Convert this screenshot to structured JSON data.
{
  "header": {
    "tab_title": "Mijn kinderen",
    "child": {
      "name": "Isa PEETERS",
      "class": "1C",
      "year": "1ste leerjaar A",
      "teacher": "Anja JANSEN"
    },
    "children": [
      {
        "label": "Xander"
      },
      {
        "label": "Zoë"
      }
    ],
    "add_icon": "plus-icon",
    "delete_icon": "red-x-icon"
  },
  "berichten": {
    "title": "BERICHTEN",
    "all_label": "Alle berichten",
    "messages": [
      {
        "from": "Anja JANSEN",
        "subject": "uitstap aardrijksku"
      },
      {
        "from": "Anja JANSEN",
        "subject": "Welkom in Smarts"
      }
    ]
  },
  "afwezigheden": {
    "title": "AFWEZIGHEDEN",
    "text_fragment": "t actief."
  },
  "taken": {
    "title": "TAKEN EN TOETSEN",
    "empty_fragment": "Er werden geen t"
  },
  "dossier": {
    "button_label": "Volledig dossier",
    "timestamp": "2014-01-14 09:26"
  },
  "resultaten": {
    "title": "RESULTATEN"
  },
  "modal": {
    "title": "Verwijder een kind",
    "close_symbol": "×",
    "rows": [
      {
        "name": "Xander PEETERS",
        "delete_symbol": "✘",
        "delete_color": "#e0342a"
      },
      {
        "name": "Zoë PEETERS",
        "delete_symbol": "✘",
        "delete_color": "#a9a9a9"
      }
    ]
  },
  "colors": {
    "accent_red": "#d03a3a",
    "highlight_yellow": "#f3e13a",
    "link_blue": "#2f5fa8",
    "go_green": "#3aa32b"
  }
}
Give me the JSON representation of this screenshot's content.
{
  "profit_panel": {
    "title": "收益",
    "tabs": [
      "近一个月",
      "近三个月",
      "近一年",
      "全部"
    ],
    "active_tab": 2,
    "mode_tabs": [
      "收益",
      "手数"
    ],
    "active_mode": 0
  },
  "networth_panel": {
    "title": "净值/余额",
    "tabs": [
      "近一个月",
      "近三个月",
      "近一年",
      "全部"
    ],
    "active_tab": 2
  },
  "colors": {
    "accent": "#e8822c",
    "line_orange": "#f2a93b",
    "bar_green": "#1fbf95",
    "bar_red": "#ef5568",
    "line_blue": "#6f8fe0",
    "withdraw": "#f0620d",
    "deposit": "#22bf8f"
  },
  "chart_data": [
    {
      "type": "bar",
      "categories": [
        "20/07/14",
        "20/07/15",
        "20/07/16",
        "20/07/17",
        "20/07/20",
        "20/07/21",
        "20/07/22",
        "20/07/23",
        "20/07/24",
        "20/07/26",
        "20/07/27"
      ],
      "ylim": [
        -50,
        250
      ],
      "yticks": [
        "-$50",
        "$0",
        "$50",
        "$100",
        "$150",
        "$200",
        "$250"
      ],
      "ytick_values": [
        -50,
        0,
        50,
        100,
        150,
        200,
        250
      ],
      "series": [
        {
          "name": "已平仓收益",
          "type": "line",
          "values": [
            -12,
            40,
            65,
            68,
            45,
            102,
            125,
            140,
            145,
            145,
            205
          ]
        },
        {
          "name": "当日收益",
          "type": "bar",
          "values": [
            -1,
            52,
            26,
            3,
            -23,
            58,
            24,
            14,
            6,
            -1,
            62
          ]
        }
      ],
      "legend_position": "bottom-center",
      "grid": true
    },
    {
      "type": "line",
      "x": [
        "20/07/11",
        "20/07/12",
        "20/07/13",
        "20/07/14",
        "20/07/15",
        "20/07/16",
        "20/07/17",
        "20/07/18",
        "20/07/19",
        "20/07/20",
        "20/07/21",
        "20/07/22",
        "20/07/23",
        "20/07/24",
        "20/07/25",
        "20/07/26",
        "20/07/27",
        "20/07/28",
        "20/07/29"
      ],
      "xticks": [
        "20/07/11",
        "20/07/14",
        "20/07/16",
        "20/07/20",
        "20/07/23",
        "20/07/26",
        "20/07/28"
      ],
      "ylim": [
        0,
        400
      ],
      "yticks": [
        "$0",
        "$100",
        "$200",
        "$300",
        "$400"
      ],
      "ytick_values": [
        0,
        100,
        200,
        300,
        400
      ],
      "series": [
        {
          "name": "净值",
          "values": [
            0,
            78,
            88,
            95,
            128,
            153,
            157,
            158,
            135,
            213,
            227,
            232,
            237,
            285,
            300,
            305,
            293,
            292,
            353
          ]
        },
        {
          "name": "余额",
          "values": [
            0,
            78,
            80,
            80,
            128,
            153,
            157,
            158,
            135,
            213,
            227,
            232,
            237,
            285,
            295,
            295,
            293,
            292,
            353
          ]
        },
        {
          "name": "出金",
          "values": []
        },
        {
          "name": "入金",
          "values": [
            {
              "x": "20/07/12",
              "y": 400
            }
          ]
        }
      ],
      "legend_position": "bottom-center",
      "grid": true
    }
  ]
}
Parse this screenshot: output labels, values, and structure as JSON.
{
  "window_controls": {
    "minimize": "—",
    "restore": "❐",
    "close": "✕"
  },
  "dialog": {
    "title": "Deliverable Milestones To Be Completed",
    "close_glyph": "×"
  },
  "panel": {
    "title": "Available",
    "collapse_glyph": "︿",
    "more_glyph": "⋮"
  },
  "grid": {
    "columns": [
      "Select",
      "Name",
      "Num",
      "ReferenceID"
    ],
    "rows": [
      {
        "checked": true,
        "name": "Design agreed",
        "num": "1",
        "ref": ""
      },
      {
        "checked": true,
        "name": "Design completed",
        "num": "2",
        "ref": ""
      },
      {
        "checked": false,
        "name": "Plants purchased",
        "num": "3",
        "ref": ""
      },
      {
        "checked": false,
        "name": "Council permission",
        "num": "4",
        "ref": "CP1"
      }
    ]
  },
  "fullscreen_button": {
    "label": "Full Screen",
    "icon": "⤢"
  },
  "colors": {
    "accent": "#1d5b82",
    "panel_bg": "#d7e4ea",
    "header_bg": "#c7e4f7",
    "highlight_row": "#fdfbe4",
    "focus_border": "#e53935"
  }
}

Task:
Using the listing above, please repeat every entry exactly.

Result:
Convert this screenshot to structured JSON data.
{
  "header": {
    "tab_title": "Mijn kinderen",
    "child": {
      "name": "Isa PEETERS",
      "class": "1C",
      "year": "1ste leerjaar A",
      "teacher": "Anja JANSEN"
    },
    "children": [
      {
        "label": "Xander"
      },
      {
        "label": "Zoë"
      }
    ],
    "add_icon": "plus-icon",
    "delete_icon": "red-x-icon"
  },
  "berichten": {
    "title": "BERICHTEN",
    "all_label": "Alle berichten",
    "messages": [
      {
        "from": "Anja JANSEN",
        "subject": "uitstap aardrijksku"
      },
      {
        "from": "Anja JANSEN",
        "subject": "Welkom in Smarts"
      }
    ]
  },
  "afwezigheden": {
    "title": "AFWEZIGHEDEN",
    "text_fragment": "t actief."
  },
  "taken": {
    "title": "TAKEN EN TOETSEN",
    "empty_fragment": "Er werden geen t"
  },
  "dossier": {
    "button_label": "Volledig dossier",
    "timestamp": "2014-01-14 09:26"
  },
  "resultaten": {
    "title": "RESULTATEN"
  },
  "modal": {
    "title": "Verwijder een kind",
    "close_symbol": "×",
    "rows": [
      {
        "name": "Xander PEETERS",
        "delete_symbol": "✘",
        "delete_color": "#e0342a"
      },
      {
        "name": "Zoë PEETERS",
        "delete_symbol": "✘",
        "delete_color": "#a9a9a9"
      }
    ]
  },
  "colors": {
    "accent_red": "#d03a3a",
    "highlight_yellow": "#f3e13a",
    "link_blue": "#2f5fa8",
    "go_green": "#3aa32b"
  }
}
Give me the JSON representation of this screenshot's content.
{
  "profit_panel": {
    "title": "收益",
    "tabs": [
      "近一个月",
      "近三个月",
      "近一年",
      "全部"
    ],
    "active_tab": 2,
    "mode_tabs": [
      "收益",
      "手数"
    ],
    "active_mode": 0
  },
  "networth_panel": {
    "title": "净值/余额",
    "tabs": [
      "近一个月",
      "近三个月",
      "近一年",
      "全部"
    ],
    "active_tab": 2
  },
  "colors": {
    "accent": "#e8822c",
    "line_orange": "#f2a93b",
    "bar_green": "#1fbf95",
    "bar_red": "#ef5568",
    "line_blue": "#6f8fe0",
    "withdraw": "#f0620d",
    "deposit": "#22bf8f"
  },
  "chart_data": [
    {
      "type": "bar",
      "categories": [
        "20/07/14",
        "20/07/15",
        "20/07/16",
        "20/07/17",
        "20/07/20",
        "20/07/21",
        "20/07/22",
        "20/07/23",
        "20/07/24",
        "20/07/26",
        "20/07/27"
      ],
      "ylim": [
        -50,
        250
      ],
      "yticks": [
        "-$50",
        "$0",
        "$50",
        "$100",
        "$150",
        "$200",
        "$250"
      ],
      "ytick_values": [
        -50,
        0,
        50,
        100,
        150,
        200,
        250
      ],
      "series": [
        {
          "name": "已平仓收益",
          "type": "line",
          "values": [
            -12,
            40,
            65,
            68,
            45,
            102,
            125,
            140,
            145,
            145,
            205
          ]
        },
        {
          "name": "当日收益",
          "type": "bar",
          "values": [
            -1,
            52,
            26,
            3,
            -23,
            58,
            24,
            14,
            6,
            -1,
            62
          ]
        }
      ],
      "legend_position": "bottom-center",
      "grid": true
    },
    {
      "type": "line",
      "x": [
        "20/07/11",
        "20/07/12",
        "20/07/13",
        "20/07/14",
        "20/07/15",
        "20/07/16",
        "20/07/17",
        "20/07/18",
        "20/07/19",
        "20/07/20",
        "20/07/21",
        "20/07/22",
        "20/07/23",
        "20/07/24",
        "20/07/25",
        "20/07/26",
        "20/07/27",
        "20/07/28",
        "20/07/29"
      ],
      "xticks": [
        "20/07/11",
        "20/07/14",
        "20/07/16",
        "20/07/20",
        "20/07/23",
        "20/07/26",
        "20/07/28"
      ],
      "ylim": [
        0,
        400
      ],
      "yticks": [
        "$0",
        "$100",
        "$200",
        "$300",
        "$400"
      ],
      "ytick_values": [
        0,
        100,
        200,
        300,
        400
      ],
      "series": [
        {
          "name": "净值",
          "values": [
            0,
            78,
            88,
            95,
            128,
            153,
            157,
            158,
            135,
            213,
            227,
            232,
            237,
            285,
            300,
            305,
            293,
            292,
            353
          ]
        },
        {
          "name": "余额",
          "values": [
            0,
            78,
            80,
            80,
            128,
            153,
            157,
            158,
            135,
            213,
            227,
            232,
            237,
            285,
            295,
            295,
            293,
            292,
            353
          ]
        },
        {
          "name": "出金",
          "values": []
        },
        {
          "name": "入金",
          "values": [
            {
              "x": "20/07/12",
              "y": 400
            }
          ]
        }
      ],
      "legend_position": "bottom-center",
      "grid": true
    }
  ]
}
Parse this screenshot: output labels, values, and structure as JSON.
{
  "window_controls": {
    "minimize": "—",
    "restore": "❐",
    "close": "✕"
  },
  "dialog": {
    "title": "Deliverable Milestones To Be Completed",
    "close_glyph": "×"
  },
  "panel": {
    "title": "Available",
    "collapse_glyph": "︿",
    "more_glyph": "⋮"
  },
  "grid": {
    "columns": [
      "Select",
      "Name",
      "Num",
      "ReferenceID"
    ],
    "rows": [
      {
        "checked": true,
        "name": "Design agreed",
        "num": "1",
        "ref": ""
      },
      {
        "checked": true,
        "name": "Design completed",
        "num": "2",
        "ref": ""
      },
      {
        "checked": false,
        "name": "Plants purchased",
        "num": "3",
        "ref": ""
      },
      {
        "checked": false,
        "name": "Council permission",
        "num": "4",
        "ref": "CP1"
      }
    ]
  },
  "fullscreen_button": {
    "label": "Full Screen",
    "icon": "⤢"
  },
  "colors": {
    "accent": "#1d5b82",
    "panel_bg": "#d7e4ea",
    "header_bg": "#c7e4f7",
    "highlight_row": "#fdfbe4",
    "focus_border": "#e53935"
  }
}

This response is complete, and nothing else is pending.